● **What you will do**
Reproduce verbatim the part of the statement on the Commission's steel safeguards from "Today’s decision marks" up to and including "persistent global challenges.".

** Opening Study text block **

Today’s decision marks a significant and long-awaited response to our repeated calls for permanent safeguards to replace the temporary steel measures first introduced in 2018. For steelworkers across Europe, the European Commission's announcement represents a step forward in ensuring fairer trade conditions and defending quality industrial jobs in the face of persistent global challenges.
Global overcapacity: the root cause of unfair competition
Global steel overcapacity continues to escalate and remains the root cause of unfair competition in international markets. According to the OECD, excess capacity is projected to surge from 602 million tonnes in 2024 to 721 million tonnes by 2027 — more than five times the EU's total steel production. This structural imbalance has flooded markets with artificially cheap steel, driving down prices and undermining the viability of Europe's steel sector. This has created unfair conditions that put thousands of European steelworkers’ jobs at risk and threaten the long-term sustainability of a strategic industry that is essential for Europe’s economy, infrastructure, and climate transition. This scenario is not hypothetical — it is the current reality. Without decisive action, Europe will continue to lose plants, shedding jobs, and surrendering industrial capacity that cannot be rebuilt.

** Closing Study text block **
** Opening Data shown block **

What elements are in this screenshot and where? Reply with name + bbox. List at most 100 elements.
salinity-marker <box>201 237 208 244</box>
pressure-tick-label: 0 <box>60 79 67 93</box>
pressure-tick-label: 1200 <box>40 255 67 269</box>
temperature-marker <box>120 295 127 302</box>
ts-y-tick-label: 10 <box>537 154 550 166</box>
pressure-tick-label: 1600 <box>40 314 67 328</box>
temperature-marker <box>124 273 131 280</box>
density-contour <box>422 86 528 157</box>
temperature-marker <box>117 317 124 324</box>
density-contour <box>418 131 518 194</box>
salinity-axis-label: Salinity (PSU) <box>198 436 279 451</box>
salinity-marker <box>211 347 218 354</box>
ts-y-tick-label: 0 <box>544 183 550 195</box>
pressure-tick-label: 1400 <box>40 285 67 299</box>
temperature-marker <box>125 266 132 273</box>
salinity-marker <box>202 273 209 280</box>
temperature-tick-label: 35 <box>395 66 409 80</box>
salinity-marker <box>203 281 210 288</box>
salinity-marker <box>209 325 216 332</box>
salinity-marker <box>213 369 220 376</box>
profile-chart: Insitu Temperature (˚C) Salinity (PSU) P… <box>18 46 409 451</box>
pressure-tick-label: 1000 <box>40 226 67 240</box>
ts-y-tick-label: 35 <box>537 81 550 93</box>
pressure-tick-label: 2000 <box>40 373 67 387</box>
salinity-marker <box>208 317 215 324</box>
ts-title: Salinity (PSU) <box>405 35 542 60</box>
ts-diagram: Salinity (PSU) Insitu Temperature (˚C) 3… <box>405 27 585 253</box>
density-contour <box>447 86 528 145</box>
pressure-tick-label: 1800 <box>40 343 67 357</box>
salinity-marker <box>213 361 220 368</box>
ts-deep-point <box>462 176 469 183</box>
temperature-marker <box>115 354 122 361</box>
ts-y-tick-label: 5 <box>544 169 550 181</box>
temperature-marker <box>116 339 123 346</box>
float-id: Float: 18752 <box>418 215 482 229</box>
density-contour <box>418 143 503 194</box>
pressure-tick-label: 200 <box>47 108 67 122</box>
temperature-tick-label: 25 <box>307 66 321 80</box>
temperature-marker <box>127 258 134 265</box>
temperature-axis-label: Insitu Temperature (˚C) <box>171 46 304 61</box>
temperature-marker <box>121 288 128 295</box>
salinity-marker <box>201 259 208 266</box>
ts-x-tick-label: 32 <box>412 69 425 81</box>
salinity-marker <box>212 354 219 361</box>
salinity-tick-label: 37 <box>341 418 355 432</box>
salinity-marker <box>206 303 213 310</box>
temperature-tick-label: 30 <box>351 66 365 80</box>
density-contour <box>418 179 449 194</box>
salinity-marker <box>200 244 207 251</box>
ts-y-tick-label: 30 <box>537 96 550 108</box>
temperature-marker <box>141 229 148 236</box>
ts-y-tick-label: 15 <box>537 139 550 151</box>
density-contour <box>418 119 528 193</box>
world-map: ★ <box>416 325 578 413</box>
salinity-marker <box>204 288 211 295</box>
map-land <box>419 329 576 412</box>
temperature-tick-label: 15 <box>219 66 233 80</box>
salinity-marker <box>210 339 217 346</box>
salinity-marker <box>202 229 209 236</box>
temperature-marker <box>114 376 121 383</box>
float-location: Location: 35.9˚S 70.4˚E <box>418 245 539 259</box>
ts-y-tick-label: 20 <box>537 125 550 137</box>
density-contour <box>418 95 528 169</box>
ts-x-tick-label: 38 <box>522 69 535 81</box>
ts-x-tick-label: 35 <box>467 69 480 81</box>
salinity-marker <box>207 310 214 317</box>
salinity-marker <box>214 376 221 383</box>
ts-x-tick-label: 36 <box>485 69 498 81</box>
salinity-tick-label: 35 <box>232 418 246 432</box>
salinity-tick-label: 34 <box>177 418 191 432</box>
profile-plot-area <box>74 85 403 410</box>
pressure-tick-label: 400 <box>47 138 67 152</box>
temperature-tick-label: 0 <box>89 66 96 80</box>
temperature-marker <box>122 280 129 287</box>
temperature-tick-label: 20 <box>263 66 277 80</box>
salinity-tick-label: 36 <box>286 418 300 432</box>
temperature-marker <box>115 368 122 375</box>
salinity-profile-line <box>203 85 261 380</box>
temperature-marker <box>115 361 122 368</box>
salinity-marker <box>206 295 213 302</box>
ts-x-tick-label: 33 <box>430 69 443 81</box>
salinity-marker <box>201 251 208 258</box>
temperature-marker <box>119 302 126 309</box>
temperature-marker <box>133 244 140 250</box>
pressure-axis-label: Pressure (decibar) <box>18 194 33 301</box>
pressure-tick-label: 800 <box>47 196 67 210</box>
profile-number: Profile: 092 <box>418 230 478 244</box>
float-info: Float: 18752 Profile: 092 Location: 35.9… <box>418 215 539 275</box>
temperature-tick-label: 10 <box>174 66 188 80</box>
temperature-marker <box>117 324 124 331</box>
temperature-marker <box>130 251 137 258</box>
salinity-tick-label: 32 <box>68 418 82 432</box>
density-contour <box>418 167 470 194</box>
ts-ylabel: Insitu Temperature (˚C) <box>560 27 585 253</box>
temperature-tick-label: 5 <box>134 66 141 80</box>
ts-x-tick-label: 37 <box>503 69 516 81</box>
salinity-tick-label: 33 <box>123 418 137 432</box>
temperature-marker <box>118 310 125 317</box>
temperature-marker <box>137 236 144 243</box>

** Closing Data shown block **

● **Completed task**
Today’s decision marks a significant and long-awaited response to our repeated calls for permanent safeguards to replace the temporary steel measures first introduced in 2018. For steelworkers across Europe, the European Commission's announcement represents a step forward in ensuring fairer trade conditions and defending quality industrial jobs in the face of persistent global challenges.